INPUT DATA:

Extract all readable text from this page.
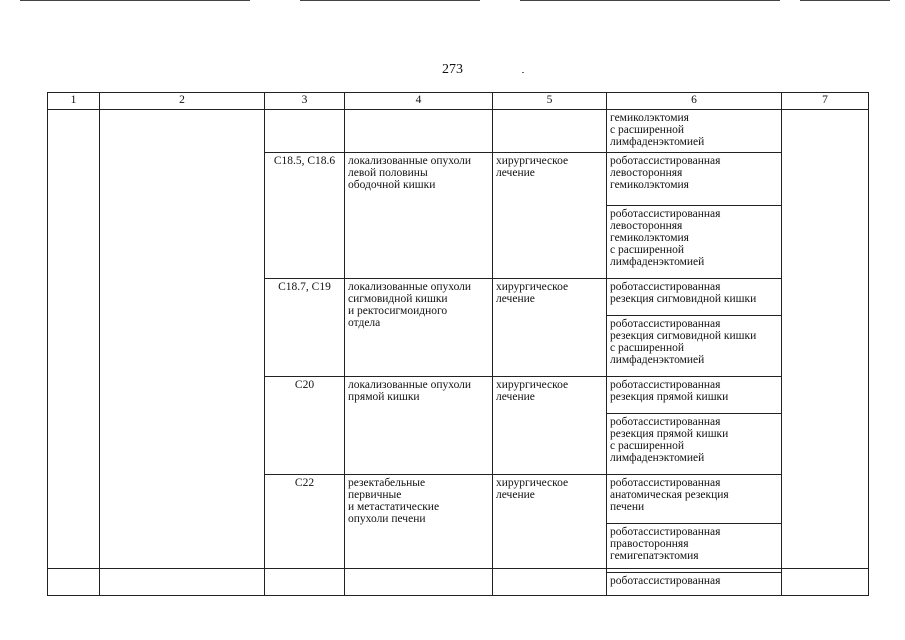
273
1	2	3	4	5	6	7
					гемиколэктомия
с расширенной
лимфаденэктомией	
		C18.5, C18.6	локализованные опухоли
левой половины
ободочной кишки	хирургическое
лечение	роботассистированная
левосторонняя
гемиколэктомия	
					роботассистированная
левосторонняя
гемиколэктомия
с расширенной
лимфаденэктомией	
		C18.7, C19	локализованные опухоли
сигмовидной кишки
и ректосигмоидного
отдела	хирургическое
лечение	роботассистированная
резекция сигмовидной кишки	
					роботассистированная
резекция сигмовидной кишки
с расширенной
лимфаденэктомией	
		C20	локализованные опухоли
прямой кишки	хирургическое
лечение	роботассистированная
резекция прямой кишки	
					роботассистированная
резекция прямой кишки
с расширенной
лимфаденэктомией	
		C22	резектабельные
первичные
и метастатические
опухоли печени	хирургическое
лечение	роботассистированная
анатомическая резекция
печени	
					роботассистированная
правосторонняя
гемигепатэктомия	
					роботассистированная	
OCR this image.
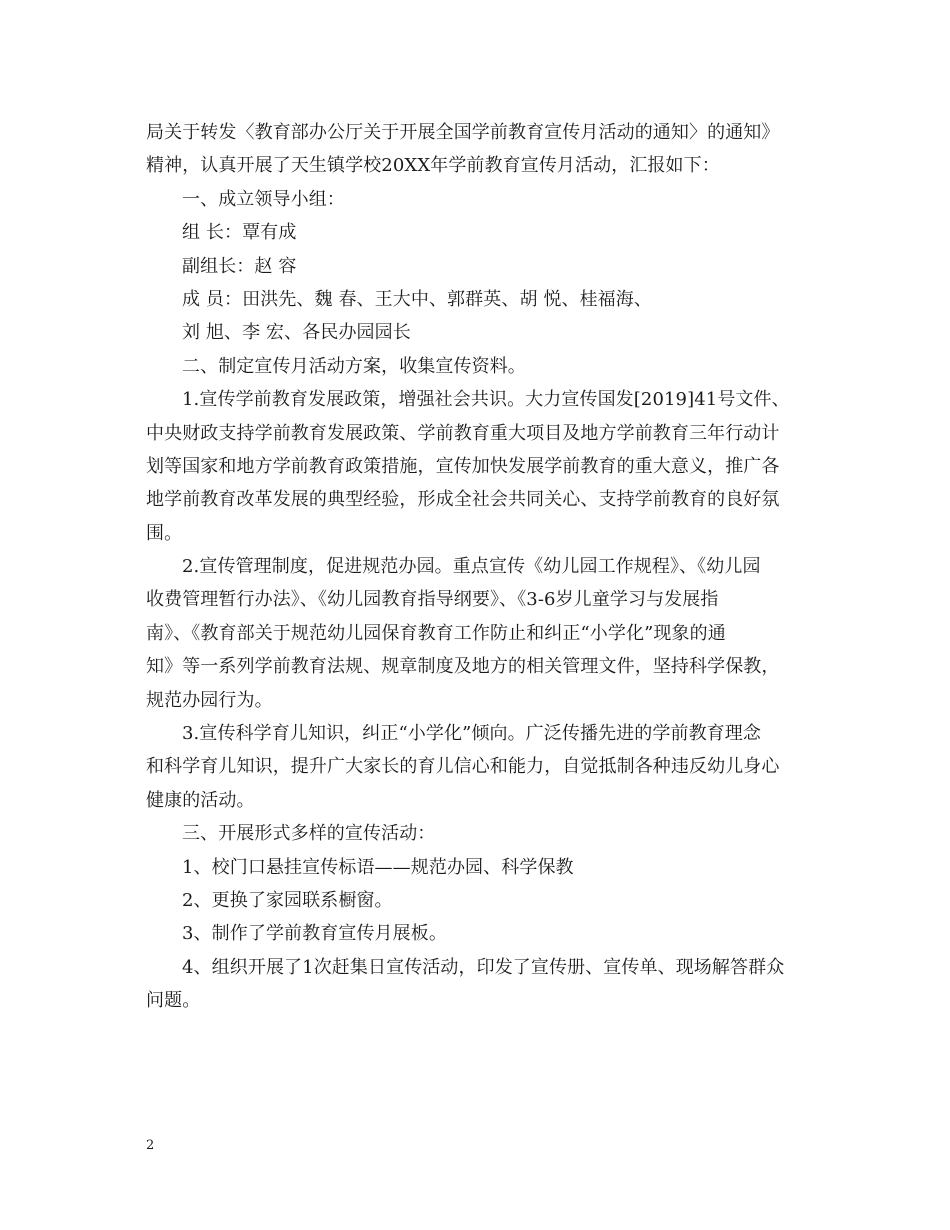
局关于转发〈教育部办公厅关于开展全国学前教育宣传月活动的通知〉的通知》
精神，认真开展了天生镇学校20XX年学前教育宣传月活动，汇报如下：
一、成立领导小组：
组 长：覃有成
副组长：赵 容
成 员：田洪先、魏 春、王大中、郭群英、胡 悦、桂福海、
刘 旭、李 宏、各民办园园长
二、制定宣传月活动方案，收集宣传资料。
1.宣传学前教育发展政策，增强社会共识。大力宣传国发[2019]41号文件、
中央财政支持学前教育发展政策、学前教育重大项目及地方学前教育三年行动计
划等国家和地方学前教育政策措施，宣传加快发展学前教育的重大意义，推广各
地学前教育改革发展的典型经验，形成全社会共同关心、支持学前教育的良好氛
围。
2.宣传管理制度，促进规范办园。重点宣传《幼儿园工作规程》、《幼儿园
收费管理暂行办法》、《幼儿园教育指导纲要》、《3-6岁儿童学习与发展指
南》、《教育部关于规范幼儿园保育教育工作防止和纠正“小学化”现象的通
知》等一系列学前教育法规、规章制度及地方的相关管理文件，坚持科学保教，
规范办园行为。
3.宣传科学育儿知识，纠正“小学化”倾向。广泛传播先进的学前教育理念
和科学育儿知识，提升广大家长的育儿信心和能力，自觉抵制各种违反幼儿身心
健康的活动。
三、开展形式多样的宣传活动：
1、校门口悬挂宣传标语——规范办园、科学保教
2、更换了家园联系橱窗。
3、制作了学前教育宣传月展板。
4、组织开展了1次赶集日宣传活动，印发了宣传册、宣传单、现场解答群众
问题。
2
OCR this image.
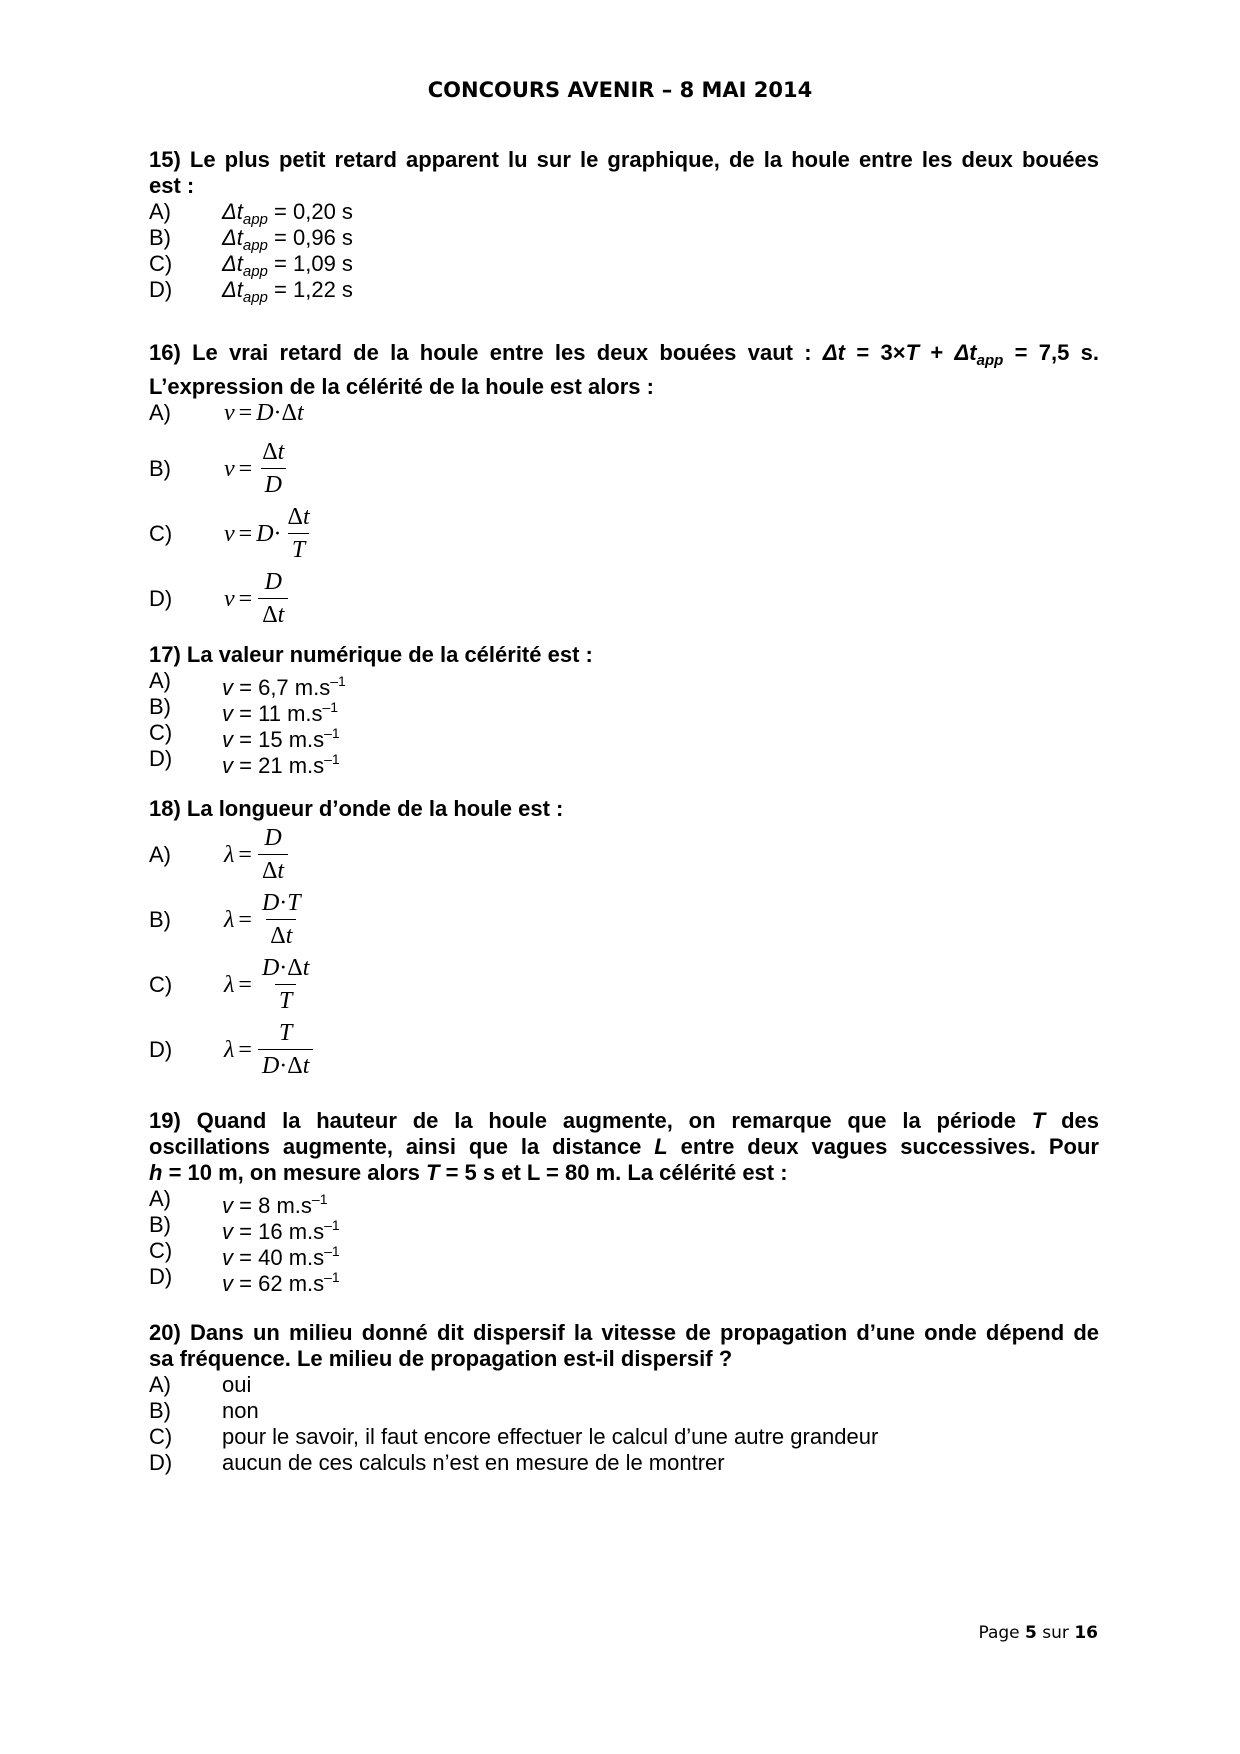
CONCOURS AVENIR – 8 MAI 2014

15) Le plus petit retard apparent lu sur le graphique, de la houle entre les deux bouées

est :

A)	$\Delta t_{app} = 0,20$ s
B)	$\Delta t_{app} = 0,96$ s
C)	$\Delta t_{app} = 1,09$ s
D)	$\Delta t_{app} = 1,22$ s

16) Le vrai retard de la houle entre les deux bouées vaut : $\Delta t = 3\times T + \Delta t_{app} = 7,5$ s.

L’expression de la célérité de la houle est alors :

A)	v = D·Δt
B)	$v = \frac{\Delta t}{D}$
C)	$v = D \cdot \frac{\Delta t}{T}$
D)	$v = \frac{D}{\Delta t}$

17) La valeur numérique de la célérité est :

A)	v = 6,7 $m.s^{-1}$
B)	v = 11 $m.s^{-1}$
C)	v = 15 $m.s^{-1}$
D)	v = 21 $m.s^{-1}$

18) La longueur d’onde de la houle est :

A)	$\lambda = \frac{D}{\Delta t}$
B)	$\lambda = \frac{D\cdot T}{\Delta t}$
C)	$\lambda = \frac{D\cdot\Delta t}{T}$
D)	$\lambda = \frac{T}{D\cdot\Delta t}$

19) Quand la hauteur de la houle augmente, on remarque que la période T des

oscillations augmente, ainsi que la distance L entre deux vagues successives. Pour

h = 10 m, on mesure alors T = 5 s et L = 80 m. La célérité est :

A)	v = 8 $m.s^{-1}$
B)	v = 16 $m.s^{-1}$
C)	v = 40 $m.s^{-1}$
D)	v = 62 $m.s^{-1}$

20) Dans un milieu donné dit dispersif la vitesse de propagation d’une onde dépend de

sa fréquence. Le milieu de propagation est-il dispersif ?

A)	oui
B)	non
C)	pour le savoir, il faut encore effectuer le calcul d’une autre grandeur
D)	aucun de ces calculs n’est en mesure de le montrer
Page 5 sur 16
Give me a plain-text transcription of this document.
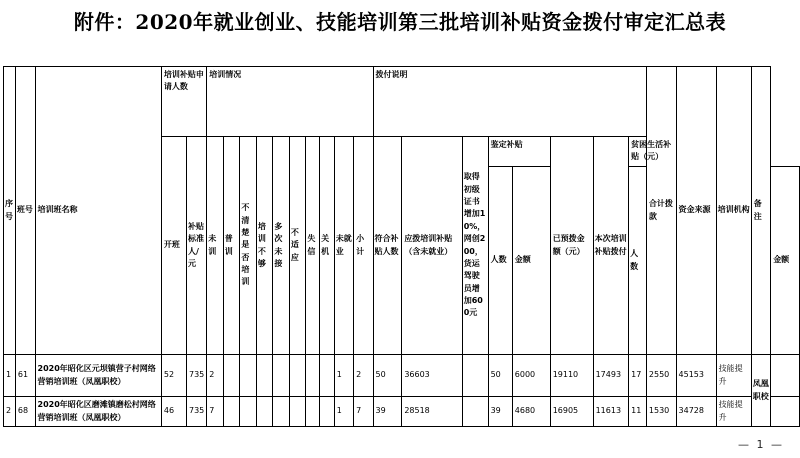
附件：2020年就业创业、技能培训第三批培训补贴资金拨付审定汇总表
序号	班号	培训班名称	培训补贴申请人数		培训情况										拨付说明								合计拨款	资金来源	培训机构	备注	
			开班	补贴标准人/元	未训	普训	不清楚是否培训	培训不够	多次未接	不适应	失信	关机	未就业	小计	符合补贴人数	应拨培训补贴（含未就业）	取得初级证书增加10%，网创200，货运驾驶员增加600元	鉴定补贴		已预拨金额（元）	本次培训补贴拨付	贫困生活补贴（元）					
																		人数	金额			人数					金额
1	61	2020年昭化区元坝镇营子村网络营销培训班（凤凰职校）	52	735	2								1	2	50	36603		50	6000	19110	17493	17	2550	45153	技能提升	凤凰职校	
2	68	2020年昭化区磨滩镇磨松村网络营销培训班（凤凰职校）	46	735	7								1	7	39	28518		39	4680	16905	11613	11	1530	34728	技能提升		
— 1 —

AIM: Leaving the pictures aside, transcribe the entire listing exactly.

TASK RESPONSE:
Extract all readable text from this page.
273
1	2	3	4	5	6	7
					гемиколэктомия
с расширенной
лимфаденэктомией	
		C18.5, C18.6	локализованные опухоли
левой половины
ободочной кишки	хирургическое
лечение	роботассистированная
левосторонняя
гемиколэктомия	
					роботассистированная
левосторонняя
гемиколэктомия
с расширенной
лимфаденэктомией	
		C18.7, C19	локализованные опухоли
сигмовидной кишки
и ректосигмоидного
отдела	хирургическое
лечение	роботассистированная
резекция сигмовидной кишки	
					роботассистированная
резекция сигмовидной кишки
с расширенной
лимфаденэктомией	
		C20	локализованные опухоли
прямой кишки	хирургическое
лечение	роботассистированная
резекция прямой кишки	
					роботассистированная
резекция прямой кишки
с расширенной
лимфаденэктомией	
		C22	резектабельные
первичные
и метастатические
опухоли печени	хирургическое
лечение	роботассистированная
анатомическая резекция
печени	
					роботассистированная
правосторонняя
гемигепатэктомия	
					роботассистированная	
OCR this image.
局关于转发〈教育部办公厅关于开展全国学前教育宣传月活动的通知〉的通知》
精神，认真开展了天生镇学校20XX年学前教育宣传月活动，汇报如下：
一、成立领导小组：
组 长：覃有成
副组长：赵 容
成 员：田洪先、魏 春、王大中、郭群英、胡 悦、桂福海、
刘 旭、李 宏、各民办园园长
二、制定宣传月活动方案，收集宣传资料。
1.宣传学前教育发展政策，增强社会共识。大力宣传国发[2019]41号文件、
中央财政支持学前教育发展政策、学前教育重大项目及地方学前教育三年行动计
划等国家和地方学前教育政策措施，宣传加快发展学前教育的重大意义，推广各
地学前教育改革发展的典型经验，形成全社会共同关心、支持学前教育的良好氛
围。
2.宣传管理制度，促进规范办园。重点宣传《幼儿园工作规程》、《幼儿园
收费管理暂行办法》、《幼儿园教育指导纲要》、《3-6岁儿童学习与发展指
南》、《教育部关于规范幼儿园保育教育工作防止和纠正“小学化”现象的通
知》等一系列学前教育法规、规章制度及地方的相关管理文件，坚持科学保教，
规范办园行为。
3.宣传科学育儿知识，纠正“小学化”倾向。广泛传播先进的学前教育理念
和科学育儿知识，提升广大家长的育儿信心和能力，自觉抵制各种违反幼儿身心
健康的活动。
三、开展形式多样的宣传活动：
1、校门口悬挂宣传标语——规范办园、科学保教
2、更换了家园联系橱窗。
3、制作了学前教育宣传月展板。
4、组织开展了1次赶集日宣传活动，印发了宣传册、宣传单、现场解答群众
问题。
2
OCR this image.
CONCOURS AVENIR – 8 MAI 2014

15) Le plus petit retard apparent lu sur le graphique, de la houle entre les deux bouées

est :

A)	$\Delta t_{app} = 0,20$ s
B)	$\Delta t_{app} = 0,96$ s
C)	$\Delta t_{app} = 1,09$ s
D)	$\Delta t_{app} = 1,22$ s

16) Le vrai retard de la houle entre les deux bouées vaut : $\Delta t = 3\times T + \Delta t_{app} = 7,5$ s.

L’expression de la célérité de la houle est alors :

A)	v = D·Δt
B)	$v = \frac{\Delta t}{D}$
C)	$v = D \cdot \frac{\Delta t}{T}$
D)	$v = \frac{D}{\Delta t}$

17) La valeur numérique de la célérité est :

A)	v = 6,7 $m.s^{-1}$
B)	v = 11 $m.s^{-1}$
C)	v = 15 $m.s^{-1}$
D)	v = 21 $m.s^{-1}$

18) La longueur d’onde de la houle est :

A)	$\lambda = \frac{D}{\Delta t}$
B)	$\lambda = \frac{D\cdot T}{\Delta t}$
C)	$\lambda = \frac{D\cdot\Delta t}{T}$
D)	$\lambda = \frac{T}{D\cdot\Delta t}$

19) Quand la hauteur de la houle augmente, on remarque que la période T des

oscillations augmente, ainsi que la distance L entre deux vagues successives. Pour

h = 10 m, on mesure alors T = 5 s et L = 80 m. La célérité est :

A)	v = 8 $m.s^{-1}$
B)	v = 16 $m.s^{-1}$
C)	v = 40 $m.s^{-1}$
D)	v = 62 $m.s^{-1}$

20) Dans un milieu donné dit dispersif la vitesse de propagation d’une onde dépend de

sa fréquence. Le milieu de propagation est-il dispersif ?

A)	oui
B)	non
C)	pour le savoir, il faut encore effectuer le calcul d’une autre grandeur
D)	aucun de ces calculs n’est en mesure de le montrer
Page 5 sur 16
Give me a plain-text transcription of this document.
附件：2020年就业创业、技能培训第三批培训补贴资金拨付审定汇总表
序号	班号	培训班名称	培训补贴申请人数		培训情况										拨付说明								合计拨款	资金来源	培训机构	备注	
			开班	补贴标准人/元	未训	普训	不清楚是否培训	培训不够	多次未接	不适应	失信	关机	未就业	小计	符合补贴人数	应拨培训补贴（含未就业）	取得初级证书增加10%，网创200，货运驾驶员增加600元	鉴定补贴		已预拨金额（元）	本次培训补贴拨付	贫困生活补贴（元）					
																		人数	金额			人数					金额
1	61	2020年昭化区元坝镇营子村网络营销培训班（凤凰职校）	52	735	2								1	2	50	36603		50	6000	19110	17493	17	2550	45153	技能提升	凤凰职校	
2	68	2020年昭化区磨滩镇磨松村网络营销培训班（凤凰职校）	46	735	7								1	7	39	28518		39	4680	16905	11613	11	1530	34728	技能提升		
— 1 —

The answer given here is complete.